#### PROBLEM
Using the material below, work out how many lines contain the word "from". Reply with the number and nothing more.

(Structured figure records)
########################################
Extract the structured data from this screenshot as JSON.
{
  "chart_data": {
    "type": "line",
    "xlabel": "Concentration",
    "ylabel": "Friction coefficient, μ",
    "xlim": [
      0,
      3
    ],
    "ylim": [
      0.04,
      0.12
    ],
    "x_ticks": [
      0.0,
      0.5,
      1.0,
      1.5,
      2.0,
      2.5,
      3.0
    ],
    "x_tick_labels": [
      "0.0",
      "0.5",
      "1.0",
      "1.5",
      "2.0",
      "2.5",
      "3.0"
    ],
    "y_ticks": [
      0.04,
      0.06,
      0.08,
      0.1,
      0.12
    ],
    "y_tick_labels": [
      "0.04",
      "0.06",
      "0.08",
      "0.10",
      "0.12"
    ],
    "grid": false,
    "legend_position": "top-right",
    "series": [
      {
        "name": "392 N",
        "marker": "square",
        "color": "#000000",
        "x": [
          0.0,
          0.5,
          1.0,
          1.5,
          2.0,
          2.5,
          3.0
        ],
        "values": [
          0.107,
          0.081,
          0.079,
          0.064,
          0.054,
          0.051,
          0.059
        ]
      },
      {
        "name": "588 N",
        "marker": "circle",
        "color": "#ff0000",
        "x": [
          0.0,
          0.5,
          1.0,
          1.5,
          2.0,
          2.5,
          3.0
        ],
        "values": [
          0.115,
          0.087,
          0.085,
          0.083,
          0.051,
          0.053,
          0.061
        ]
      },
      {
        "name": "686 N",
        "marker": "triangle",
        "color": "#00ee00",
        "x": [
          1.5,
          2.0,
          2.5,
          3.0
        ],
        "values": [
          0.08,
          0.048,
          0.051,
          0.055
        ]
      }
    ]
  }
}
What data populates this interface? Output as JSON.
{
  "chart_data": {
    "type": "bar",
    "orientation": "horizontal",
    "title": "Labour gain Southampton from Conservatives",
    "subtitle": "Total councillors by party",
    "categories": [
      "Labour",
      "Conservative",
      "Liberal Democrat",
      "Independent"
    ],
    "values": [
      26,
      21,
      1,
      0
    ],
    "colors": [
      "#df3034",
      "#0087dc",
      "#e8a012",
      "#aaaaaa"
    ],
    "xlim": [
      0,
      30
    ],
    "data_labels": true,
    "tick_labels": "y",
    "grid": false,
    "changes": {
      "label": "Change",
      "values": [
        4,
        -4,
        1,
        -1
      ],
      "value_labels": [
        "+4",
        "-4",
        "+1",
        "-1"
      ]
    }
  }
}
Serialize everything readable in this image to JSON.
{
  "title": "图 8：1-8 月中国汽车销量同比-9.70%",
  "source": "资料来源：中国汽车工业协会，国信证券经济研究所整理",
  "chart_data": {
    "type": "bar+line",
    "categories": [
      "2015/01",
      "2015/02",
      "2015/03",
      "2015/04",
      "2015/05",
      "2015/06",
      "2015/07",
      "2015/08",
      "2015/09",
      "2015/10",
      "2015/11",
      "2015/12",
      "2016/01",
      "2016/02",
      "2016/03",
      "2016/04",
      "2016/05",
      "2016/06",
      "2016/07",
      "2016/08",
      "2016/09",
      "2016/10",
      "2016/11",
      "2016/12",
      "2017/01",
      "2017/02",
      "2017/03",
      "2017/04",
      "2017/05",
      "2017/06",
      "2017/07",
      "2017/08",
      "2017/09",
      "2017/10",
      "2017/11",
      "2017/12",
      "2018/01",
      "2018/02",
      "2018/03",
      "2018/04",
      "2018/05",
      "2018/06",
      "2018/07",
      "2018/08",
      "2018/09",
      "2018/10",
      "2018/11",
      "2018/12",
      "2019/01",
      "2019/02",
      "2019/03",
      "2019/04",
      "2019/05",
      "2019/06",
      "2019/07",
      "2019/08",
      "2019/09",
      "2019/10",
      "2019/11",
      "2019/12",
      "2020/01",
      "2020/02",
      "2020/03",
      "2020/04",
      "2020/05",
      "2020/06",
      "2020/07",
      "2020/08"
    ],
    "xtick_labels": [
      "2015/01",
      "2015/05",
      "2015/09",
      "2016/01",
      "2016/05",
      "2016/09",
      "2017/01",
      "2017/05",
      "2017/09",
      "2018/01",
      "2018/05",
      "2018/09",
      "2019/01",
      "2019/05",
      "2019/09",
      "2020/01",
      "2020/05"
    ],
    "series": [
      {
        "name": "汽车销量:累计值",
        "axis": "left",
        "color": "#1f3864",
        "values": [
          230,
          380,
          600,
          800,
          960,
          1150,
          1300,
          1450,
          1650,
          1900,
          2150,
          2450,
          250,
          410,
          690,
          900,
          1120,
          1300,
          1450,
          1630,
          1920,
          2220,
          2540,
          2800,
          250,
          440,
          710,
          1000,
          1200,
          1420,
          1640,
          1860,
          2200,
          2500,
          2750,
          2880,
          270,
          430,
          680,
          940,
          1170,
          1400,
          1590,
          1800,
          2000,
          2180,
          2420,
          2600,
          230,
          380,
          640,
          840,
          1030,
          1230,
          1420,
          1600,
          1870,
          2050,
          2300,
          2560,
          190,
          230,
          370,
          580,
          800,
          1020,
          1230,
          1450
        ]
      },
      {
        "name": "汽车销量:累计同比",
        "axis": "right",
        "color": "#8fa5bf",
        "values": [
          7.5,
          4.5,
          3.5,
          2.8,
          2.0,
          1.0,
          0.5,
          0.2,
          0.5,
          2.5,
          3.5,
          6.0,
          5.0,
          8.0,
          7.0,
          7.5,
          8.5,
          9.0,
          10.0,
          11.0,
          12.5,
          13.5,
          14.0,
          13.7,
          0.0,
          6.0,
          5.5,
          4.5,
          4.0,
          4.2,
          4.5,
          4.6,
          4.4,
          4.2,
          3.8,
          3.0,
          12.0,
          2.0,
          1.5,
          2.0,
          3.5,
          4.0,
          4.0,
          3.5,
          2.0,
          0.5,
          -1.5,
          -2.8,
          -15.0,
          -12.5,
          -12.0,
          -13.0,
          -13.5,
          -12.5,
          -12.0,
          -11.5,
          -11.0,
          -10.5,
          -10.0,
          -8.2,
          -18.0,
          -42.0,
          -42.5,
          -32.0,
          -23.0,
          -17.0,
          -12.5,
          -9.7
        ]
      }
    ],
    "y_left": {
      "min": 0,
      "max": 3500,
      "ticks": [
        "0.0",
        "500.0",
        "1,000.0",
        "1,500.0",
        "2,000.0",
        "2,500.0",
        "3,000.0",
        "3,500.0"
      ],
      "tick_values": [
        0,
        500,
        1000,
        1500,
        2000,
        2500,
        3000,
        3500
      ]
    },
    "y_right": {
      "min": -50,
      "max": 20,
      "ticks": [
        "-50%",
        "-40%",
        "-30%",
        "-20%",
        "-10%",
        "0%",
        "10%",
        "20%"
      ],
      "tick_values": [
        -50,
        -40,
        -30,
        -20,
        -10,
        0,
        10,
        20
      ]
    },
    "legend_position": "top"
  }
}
########################################
#### RESULT FOR THIS TASK
2